# Records for processing
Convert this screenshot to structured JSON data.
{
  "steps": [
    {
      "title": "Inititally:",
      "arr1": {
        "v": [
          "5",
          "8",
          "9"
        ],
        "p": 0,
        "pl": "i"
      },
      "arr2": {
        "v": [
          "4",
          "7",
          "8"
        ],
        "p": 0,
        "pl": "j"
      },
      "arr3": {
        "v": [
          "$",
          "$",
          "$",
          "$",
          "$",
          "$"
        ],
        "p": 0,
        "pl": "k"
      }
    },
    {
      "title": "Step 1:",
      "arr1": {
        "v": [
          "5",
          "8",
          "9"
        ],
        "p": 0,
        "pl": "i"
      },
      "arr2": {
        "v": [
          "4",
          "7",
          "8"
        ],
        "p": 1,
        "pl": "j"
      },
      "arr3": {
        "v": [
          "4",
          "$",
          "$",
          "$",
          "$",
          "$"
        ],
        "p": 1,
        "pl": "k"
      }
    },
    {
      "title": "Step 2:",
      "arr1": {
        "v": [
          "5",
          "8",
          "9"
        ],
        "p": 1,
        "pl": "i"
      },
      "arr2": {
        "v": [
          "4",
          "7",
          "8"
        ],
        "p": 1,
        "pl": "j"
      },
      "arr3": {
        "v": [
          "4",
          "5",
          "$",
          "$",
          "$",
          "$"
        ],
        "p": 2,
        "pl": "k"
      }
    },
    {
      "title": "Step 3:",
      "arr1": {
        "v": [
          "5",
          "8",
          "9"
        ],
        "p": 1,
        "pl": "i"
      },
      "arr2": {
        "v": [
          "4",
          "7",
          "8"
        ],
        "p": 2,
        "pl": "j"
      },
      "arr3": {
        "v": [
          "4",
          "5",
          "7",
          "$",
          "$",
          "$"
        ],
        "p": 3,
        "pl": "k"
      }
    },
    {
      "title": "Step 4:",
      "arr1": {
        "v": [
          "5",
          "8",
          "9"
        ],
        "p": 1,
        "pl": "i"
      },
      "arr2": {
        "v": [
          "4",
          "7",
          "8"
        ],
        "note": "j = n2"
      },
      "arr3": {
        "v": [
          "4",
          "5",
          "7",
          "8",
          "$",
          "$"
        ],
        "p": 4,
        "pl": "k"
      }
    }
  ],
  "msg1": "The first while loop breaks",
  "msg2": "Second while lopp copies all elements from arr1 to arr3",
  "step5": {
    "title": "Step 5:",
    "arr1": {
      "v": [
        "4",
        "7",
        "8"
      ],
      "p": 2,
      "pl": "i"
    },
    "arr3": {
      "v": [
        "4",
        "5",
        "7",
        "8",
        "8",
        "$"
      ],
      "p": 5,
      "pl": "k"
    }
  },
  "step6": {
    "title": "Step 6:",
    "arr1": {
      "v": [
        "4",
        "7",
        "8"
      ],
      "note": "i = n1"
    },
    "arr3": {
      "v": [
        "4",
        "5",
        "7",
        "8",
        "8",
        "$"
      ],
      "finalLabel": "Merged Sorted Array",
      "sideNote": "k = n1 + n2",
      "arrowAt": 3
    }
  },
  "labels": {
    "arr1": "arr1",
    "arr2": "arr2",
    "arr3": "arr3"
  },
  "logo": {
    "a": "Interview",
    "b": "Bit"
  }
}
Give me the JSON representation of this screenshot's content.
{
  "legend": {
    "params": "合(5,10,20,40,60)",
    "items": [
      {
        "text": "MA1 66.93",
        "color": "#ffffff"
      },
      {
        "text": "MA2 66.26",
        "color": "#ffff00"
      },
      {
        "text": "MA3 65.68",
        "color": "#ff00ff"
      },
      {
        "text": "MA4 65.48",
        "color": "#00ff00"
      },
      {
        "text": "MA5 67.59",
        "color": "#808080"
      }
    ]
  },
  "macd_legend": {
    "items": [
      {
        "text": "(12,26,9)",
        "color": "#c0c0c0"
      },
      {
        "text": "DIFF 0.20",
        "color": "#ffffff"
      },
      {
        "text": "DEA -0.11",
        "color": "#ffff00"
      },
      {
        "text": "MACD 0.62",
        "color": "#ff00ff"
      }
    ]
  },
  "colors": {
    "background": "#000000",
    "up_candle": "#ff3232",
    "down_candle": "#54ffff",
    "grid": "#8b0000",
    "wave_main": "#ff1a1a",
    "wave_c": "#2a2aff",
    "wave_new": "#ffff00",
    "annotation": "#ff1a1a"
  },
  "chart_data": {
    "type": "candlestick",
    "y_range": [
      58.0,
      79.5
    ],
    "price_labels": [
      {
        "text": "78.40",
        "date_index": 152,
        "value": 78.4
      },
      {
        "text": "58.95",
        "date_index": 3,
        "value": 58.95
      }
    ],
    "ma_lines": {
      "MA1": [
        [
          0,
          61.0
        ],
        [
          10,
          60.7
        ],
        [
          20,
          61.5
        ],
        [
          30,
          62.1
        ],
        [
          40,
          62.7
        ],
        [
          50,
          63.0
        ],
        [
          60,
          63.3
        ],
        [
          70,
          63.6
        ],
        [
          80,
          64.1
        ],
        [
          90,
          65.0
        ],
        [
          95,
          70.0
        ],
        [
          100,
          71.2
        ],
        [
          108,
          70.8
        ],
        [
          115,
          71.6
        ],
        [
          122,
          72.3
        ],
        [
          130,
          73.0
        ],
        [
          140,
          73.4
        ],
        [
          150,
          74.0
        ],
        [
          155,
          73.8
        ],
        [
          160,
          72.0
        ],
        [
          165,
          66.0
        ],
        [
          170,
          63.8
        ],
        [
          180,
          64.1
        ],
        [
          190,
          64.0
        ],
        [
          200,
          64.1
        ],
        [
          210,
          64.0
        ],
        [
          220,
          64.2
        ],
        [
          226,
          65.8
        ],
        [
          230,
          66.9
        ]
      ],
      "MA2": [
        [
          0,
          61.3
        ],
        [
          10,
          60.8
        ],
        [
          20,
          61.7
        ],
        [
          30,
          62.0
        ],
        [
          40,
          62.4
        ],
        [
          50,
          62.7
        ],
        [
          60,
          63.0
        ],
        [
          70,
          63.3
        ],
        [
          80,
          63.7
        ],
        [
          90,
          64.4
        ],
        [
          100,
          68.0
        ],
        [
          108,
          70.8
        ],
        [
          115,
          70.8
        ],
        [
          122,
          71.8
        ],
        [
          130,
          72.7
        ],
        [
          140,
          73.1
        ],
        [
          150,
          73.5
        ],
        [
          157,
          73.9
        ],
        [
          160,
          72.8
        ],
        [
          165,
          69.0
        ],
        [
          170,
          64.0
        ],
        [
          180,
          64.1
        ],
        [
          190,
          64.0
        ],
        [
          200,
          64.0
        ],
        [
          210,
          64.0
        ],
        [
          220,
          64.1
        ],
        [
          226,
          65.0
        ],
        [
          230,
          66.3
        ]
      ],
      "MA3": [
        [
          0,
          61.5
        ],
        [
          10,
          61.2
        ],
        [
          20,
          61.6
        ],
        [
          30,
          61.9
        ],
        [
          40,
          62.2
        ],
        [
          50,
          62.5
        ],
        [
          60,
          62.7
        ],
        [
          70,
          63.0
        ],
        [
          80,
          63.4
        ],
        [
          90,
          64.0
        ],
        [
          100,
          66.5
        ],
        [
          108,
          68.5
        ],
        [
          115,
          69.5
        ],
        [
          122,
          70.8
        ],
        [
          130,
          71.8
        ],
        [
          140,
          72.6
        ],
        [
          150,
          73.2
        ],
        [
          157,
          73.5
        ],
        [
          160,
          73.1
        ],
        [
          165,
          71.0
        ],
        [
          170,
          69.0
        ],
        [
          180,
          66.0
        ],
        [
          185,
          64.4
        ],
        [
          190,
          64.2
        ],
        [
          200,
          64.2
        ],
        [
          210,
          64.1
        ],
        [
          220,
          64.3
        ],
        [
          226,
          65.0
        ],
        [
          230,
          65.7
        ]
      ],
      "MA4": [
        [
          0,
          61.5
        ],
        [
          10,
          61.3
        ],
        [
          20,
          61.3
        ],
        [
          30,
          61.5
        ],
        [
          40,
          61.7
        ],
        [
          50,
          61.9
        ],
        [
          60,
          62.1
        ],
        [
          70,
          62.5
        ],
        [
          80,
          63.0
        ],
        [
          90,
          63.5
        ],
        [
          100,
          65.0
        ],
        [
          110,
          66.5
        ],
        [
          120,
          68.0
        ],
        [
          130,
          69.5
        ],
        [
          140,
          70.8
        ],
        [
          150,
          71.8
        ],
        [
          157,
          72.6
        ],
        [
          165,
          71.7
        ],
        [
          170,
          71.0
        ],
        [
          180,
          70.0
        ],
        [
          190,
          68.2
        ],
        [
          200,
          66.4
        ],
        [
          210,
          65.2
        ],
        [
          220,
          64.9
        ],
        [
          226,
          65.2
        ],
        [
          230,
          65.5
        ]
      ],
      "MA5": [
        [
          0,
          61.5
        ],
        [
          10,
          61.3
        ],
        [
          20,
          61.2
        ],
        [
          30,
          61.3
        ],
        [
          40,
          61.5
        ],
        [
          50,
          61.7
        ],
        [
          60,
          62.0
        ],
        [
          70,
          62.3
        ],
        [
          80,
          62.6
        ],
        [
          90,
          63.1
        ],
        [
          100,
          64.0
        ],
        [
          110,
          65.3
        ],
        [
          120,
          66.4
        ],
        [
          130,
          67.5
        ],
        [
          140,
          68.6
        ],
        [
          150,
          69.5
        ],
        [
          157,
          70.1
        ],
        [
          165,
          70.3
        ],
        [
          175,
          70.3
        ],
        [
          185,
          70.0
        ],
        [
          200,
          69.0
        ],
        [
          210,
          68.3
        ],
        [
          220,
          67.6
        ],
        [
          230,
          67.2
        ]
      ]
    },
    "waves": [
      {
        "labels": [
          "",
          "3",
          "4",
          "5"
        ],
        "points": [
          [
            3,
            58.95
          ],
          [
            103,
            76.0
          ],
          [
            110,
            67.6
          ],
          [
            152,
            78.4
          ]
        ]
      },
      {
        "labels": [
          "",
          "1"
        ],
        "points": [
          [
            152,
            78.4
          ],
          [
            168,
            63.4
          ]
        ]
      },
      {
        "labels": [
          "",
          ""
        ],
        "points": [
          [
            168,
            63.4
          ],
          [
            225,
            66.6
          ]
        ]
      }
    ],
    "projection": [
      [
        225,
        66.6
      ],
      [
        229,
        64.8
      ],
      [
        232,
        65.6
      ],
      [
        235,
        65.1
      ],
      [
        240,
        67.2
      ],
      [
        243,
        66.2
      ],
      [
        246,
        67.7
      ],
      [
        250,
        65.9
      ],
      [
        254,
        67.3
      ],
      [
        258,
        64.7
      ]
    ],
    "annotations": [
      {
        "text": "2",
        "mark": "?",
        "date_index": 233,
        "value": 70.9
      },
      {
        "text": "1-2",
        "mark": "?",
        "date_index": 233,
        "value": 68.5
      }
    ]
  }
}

# Objective
Search the records for the word "value" and copy every line where it occurs.

# Result of the exercise
        "value": 78.4
        "value": 58.95
        "value": 70.9
        "value": 68.5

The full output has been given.